* **Goal**: From the listing below, extract every line in which the word "grid" appears.
==== Source data ====
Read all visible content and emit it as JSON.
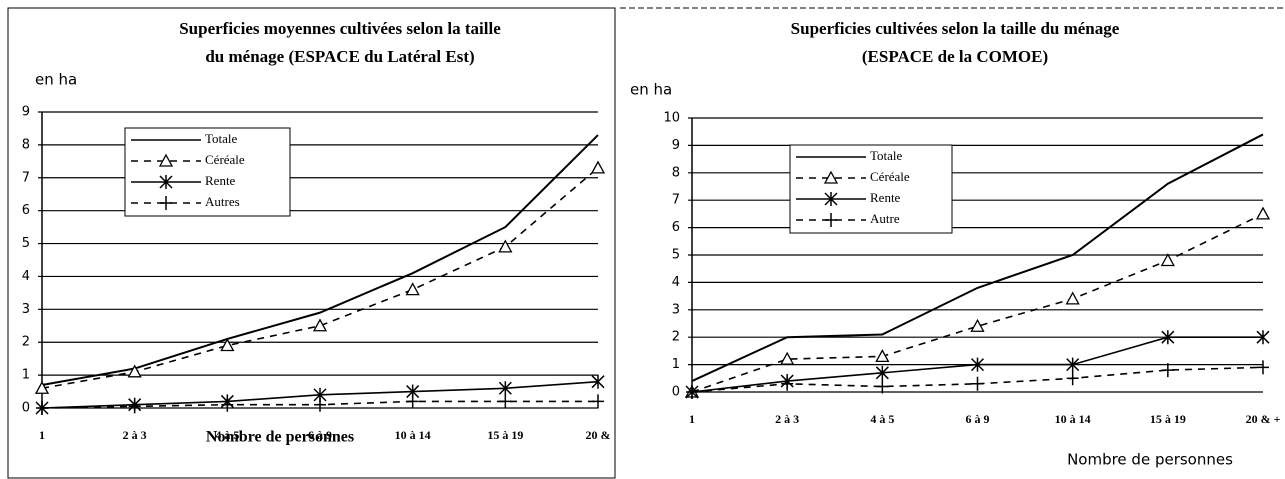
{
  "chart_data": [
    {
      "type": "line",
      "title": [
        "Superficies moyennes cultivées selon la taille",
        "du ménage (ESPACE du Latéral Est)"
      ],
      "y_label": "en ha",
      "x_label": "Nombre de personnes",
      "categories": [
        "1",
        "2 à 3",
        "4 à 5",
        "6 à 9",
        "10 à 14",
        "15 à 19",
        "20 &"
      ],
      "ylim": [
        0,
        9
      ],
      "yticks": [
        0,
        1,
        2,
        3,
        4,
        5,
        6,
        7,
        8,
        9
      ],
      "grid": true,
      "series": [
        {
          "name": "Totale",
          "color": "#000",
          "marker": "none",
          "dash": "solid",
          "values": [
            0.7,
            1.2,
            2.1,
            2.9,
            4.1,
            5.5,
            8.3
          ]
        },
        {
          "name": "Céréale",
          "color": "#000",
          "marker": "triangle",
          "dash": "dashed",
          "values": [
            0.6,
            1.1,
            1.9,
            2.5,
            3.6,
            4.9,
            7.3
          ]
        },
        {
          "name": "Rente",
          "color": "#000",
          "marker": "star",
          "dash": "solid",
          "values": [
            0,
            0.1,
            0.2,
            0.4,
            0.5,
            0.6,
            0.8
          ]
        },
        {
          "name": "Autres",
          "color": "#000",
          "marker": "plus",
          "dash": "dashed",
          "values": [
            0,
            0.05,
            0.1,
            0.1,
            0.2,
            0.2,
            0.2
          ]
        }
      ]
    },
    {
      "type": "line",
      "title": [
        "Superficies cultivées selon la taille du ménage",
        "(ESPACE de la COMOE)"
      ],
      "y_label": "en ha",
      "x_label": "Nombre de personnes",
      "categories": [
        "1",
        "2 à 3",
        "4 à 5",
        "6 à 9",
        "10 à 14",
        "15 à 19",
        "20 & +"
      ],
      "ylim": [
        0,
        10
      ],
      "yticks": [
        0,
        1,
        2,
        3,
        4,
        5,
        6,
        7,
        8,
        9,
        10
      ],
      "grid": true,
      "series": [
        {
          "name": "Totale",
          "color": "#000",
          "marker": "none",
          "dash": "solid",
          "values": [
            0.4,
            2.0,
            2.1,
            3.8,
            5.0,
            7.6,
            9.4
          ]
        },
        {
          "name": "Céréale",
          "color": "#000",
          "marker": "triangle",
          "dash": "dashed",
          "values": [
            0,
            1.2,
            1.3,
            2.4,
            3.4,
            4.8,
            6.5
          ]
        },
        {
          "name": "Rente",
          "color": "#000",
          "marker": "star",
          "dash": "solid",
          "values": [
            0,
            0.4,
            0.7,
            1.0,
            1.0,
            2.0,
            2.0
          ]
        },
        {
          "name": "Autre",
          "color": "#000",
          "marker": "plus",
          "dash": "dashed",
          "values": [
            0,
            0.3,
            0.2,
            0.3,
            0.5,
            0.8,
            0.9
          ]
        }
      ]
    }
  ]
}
====
==== Source data ====
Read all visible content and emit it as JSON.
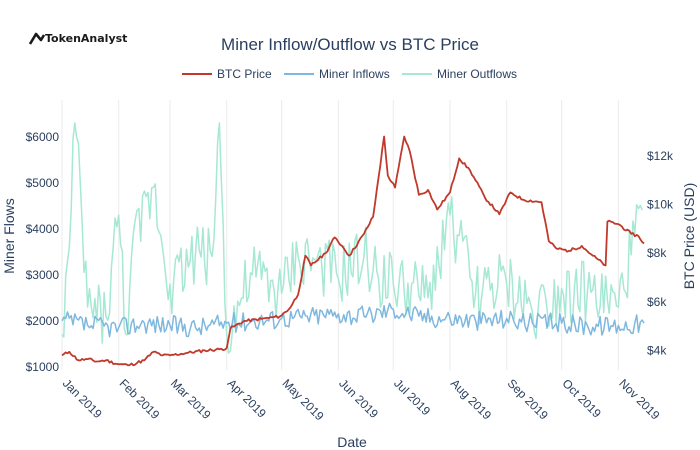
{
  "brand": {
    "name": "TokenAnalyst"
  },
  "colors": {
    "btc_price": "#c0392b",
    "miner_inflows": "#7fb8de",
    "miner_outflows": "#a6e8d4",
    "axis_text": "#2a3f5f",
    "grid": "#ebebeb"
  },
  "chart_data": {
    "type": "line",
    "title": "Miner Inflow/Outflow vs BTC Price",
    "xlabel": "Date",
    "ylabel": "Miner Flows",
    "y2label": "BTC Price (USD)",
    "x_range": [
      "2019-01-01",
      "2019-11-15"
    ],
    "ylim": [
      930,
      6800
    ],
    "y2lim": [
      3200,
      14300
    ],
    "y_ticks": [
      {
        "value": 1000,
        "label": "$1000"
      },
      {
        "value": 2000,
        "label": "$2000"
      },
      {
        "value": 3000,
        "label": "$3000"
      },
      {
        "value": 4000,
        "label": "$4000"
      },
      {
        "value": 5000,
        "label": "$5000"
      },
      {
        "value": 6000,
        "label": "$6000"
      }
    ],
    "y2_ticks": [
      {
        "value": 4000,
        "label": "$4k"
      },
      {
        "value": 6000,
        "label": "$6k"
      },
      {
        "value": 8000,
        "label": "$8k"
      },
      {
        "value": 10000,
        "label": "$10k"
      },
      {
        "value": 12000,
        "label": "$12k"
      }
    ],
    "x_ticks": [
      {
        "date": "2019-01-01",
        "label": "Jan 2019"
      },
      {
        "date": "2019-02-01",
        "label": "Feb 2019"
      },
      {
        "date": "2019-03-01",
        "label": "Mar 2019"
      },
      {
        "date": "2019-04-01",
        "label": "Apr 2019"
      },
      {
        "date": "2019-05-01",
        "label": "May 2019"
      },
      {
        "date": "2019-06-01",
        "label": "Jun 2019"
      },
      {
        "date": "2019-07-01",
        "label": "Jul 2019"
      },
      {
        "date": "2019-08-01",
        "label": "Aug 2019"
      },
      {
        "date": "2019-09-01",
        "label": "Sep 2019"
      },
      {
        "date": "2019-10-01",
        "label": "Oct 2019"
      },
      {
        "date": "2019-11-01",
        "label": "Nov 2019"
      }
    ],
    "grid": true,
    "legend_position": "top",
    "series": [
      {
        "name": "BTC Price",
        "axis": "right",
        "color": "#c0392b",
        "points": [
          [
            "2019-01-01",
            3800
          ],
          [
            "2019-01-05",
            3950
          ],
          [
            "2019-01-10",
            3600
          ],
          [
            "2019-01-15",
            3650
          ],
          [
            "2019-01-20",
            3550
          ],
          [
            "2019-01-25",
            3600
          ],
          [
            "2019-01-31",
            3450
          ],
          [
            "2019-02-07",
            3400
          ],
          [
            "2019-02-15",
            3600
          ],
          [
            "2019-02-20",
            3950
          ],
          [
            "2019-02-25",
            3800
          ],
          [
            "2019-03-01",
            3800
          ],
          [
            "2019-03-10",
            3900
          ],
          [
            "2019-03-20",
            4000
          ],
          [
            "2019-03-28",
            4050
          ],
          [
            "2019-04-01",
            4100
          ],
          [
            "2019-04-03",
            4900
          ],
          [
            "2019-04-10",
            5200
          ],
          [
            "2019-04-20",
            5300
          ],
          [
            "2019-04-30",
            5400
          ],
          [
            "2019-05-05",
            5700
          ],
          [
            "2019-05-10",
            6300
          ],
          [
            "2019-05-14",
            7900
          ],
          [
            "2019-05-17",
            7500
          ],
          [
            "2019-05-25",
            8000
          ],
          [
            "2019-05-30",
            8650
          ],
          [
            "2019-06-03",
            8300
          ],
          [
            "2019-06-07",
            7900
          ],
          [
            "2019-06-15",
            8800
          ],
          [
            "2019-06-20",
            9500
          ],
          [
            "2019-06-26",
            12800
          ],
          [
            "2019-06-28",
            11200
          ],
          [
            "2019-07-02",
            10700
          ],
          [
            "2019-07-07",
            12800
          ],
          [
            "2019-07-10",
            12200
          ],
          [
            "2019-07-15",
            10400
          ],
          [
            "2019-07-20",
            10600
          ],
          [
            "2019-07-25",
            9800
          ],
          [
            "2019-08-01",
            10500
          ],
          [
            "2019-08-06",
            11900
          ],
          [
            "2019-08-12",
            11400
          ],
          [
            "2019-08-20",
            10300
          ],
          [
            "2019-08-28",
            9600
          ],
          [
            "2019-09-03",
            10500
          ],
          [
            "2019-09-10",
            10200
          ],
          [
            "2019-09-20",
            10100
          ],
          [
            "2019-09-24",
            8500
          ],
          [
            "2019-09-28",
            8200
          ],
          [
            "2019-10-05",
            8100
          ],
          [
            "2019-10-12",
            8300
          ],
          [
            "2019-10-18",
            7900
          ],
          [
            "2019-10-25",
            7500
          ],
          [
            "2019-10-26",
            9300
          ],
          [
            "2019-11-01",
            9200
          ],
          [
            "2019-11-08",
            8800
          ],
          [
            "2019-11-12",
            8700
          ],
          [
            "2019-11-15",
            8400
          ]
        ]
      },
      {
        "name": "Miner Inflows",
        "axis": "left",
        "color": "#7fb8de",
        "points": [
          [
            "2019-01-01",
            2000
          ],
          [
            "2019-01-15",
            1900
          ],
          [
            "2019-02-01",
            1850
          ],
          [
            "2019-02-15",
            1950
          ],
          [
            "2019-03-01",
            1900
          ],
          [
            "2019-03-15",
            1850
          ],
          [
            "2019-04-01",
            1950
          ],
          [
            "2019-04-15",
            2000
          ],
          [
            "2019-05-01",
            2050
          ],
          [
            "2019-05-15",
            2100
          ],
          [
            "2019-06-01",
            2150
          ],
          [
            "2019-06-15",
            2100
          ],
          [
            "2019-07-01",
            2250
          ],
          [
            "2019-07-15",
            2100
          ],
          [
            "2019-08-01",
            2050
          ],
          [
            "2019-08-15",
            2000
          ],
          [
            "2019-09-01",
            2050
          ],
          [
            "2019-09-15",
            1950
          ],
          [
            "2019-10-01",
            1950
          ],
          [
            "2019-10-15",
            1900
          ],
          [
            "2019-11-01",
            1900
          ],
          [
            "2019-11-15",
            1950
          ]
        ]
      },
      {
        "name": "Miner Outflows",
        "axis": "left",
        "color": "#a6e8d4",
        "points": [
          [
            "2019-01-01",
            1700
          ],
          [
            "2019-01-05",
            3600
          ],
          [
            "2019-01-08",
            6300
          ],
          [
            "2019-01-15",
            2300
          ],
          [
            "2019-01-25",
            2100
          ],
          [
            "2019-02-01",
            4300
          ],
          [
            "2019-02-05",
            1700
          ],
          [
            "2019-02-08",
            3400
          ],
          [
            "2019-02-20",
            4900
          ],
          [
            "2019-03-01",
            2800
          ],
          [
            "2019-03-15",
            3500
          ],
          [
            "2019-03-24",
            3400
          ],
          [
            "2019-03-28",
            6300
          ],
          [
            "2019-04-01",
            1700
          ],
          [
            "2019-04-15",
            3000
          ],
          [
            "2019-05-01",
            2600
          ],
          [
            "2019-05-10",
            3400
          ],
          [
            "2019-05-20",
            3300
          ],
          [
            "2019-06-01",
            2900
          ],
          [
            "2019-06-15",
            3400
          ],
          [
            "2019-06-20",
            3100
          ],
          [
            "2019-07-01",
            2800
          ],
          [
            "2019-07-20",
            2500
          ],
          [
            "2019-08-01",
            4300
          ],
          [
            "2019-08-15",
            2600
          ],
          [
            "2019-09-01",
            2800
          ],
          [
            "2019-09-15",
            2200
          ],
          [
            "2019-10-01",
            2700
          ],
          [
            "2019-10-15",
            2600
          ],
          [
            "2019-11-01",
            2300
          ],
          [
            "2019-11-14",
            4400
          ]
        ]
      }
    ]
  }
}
====
* **Task answer**:
      "grid": true,
      "grid": true,
    "grid": "#ebebeb"
    "grid": true,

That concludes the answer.